(Dataset excerpt)
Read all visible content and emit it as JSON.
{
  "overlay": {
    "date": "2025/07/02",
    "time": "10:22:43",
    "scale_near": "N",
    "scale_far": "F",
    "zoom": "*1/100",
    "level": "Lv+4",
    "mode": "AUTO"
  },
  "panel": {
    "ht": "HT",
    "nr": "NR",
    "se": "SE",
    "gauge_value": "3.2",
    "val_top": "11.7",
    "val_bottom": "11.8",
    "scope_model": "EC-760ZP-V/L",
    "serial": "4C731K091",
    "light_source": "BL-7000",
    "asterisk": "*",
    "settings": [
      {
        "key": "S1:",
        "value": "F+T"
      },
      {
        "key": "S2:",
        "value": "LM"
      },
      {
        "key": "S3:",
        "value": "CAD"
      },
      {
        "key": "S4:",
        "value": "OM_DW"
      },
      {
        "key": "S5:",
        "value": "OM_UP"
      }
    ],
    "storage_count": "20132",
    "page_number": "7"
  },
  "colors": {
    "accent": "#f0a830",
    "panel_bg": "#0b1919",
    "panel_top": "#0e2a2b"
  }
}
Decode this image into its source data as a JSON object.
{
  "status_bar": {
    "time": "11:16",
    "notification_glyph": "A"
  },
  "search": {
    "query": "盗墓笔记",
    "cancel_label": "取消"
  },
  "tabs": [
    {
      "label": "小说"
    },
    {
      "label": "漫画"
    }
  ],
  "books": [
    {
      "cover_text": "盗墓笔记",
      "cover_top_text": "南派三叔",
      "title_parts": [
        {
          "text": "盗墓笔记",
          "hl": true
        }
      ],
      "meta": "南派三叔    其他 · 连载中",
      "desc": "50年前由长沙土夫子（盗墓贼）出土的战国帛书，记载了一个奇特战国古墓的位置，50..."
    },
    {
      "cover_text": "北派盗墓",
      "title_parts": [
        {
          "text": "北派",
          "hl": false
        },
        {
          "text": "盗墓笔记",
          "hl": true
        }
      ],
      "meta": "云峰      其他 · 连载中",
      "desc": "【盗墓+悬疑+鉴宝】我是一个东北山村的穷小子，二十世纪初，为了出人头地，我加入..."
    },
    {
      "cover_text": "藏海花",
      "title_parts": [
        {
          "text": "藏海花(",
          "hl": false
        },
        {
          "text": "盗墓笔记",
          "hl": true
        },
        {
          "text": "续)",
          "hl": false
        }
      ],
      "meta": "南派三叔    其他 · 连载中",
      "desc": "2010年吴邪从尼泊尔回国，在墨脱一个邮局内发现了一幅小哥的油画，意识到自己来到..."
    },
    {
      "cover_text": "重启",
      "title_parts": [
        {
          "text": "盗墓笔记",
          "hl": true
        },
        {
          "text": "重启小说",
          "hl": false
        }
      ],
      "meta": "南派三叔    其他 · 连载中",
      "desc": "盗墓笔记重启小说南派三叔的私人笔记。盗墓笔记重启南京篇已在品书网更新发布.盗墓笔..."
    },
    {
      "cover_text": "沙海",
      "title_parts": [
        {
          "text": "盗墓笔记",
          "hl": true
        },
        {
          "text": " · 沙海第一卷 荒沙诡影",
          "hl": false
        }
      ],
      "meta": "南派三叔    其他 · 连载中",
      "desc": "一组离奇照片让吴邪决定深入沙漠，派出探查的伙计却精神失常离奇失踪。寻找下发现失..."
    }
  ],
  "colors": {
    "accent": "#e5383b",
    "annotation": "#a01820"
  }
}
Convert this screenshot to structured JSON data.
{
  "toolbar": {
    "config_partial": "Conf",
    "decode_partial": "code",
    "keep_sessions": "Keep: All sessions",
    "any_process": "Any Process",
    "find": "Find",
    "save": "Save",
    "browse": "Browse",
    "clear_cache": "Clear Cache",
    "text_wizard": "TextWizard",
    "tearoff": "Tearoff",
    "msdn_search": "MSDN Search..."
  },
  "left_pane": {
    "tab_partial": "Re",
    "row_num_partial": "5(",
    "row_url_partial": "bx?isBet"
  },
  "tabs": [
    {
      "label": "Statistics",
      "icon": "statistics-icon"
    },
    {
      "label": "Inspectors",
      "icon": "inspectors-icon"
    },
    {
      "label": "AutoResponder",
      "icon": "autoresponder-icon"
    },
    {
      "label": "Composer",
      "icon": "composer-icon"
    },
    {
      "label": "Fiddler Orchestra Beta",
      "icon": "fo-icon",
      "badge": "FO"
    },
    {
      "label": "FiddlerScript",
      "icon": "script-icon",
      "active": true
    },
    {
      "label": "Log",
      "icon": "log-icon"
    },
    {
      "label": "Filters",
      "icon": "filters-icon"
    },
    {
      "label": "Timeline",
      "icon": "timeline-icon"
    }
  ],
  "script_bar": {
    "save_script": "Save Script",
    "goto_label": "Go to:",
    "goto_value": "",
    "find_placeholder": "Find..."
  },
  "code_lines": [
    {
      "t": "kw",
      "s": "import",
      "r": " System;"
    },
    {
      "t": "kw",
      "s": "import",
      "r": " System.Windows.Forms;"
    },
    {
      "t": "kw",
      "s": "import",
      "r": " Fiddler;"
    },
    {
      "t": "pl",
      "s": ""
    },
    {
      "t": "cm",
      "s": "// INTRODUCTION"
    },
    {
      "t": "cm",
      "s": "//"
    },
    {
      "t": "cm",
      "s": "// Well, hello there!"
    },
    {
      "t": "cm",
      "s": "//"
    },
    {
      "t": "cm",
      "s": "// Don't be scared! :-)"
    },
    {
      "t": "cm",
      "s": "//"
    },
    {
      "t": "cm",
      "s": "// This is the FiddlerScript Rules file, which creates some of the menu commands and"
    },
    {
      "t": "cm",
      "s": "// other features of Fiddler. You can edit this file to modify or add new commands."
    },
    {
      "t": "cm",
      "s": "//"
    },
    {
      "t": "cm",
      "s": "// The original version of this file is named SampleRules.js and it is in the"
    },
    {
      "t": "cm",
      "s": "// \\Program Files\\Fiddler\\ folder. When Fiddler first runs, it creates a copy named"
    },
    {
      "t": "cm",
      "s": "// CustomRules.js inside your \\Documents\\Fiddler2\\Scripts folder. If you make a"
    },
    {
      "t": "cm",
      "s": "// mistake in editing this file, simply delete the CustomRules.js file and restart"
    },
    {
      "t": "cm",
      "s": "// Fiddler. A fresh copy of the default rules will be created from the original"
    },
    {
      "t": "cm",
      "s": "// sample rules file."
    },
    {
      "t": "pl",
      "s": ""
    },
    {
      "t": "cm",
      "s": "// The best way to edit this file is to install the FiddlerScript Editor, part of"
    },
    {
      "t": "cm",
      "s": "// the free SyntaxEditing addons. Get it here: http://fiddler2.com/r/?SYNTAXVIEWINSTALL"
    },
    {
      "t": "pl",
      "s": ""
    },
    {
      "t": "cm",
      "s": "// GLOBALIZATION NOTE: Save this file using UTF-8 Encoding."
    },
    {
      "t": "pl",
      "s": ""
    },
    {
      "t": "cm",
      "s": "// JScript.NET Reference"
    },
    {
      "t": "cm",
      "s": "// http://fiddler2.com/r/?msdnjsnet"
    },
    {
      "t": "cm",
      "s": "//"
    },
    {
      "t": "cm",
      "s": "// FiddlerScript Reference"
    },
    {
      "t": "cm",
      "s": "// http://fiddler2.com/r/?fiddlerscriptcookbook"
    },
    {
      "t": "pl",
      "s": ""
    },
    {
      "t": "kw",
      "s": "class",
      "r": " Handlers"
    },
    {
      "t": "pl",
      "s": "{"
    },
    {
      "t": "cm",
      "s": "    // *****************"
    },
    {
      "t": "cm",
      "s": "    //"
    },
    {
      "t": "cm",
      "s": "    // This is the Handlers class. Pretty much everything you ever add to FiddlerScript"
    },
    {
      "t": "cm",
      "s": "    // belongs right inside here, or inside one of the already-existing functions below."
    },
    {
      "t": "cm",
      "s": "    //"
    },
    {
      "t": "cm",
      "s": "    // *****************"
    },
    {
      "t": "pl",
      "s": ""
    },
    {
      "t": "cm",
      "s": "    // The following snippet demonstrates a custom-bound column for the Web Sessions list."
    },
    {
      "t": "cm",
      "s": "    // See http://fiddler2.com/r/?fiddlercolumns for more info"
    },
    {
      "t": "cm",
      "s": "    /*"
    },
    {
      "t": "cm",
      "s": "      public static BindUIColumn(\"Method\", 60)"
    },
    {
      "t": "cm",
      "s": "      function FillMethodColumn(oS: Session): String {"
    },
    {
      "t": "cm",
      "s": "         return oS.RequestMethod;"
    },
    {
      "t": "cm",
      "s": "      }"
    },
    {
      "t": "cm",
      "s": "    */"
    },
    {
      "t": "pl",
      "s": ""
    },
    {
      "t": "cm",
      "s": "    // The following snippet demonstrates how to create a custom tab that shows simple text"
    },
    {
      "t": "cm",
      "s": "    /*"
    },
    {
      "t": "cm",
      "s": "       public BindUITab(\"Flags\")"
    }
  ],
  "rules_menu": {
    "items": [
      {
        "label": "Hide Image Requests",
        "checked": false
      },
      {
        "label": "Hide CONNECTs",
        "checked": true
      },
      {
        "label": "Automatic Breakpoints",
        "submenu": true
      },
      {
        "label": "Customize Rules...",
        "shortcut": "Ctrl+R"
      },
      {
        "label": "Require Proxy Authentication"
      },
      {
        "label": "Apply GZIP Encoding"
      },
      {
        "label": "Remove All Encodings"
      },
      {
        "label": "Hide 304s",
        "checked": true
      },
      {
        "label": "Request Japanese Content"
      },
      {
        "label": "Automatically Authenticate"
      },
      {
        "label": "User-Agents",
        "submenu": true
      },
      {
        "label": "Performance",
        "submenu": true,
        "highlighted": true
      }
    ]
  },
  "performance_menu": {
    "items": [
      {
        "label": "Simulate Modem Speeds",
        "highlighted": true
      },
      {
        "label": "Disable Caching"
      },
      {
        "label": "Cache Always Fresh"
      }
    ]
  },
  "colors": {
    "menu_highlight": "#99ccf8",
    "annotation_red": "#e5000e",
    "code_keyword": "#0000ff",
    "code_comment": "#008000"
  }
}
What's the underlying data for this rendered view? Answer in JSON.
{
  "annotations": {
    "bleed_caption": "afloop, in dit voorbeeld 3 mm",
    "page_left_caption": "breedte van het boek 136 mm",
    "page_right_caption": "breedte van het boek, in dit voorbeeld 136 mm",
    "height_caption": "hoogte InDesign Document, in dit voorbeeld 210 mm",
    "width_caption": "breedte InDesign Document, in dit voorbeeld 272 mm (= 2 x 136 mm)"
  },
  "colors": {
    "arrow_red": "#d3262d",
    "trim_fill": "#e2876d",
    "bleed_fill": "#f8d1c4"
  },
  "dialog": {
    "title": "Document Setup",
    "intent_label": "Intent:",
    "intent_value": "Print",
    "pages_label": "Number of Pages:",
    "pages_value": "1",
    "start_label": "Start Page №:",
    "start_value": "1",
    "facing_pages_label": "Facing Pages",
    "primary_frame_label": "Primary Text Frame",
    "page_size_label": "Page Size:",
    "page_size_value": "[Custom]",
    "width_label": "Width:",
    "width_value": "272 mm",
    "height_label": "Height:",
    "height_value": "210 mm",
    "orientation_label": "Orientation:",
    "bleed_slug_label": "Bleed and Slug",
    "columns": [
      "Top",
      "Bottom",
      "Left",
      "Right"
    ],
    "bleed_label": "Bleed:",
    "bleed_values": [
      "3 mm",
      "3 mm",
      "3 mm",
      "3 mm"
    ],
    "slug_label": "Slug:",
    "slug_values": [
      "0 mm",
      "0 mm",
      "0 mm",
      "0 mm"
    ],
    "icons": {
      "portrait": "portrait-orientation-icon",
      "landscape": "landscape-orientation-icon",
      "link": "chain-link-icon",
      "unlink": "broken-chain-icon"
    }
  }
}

_Exercise task_. Determine how many lines in the listing above hold the word "folder", answering with the number only.

_Written answer_. 2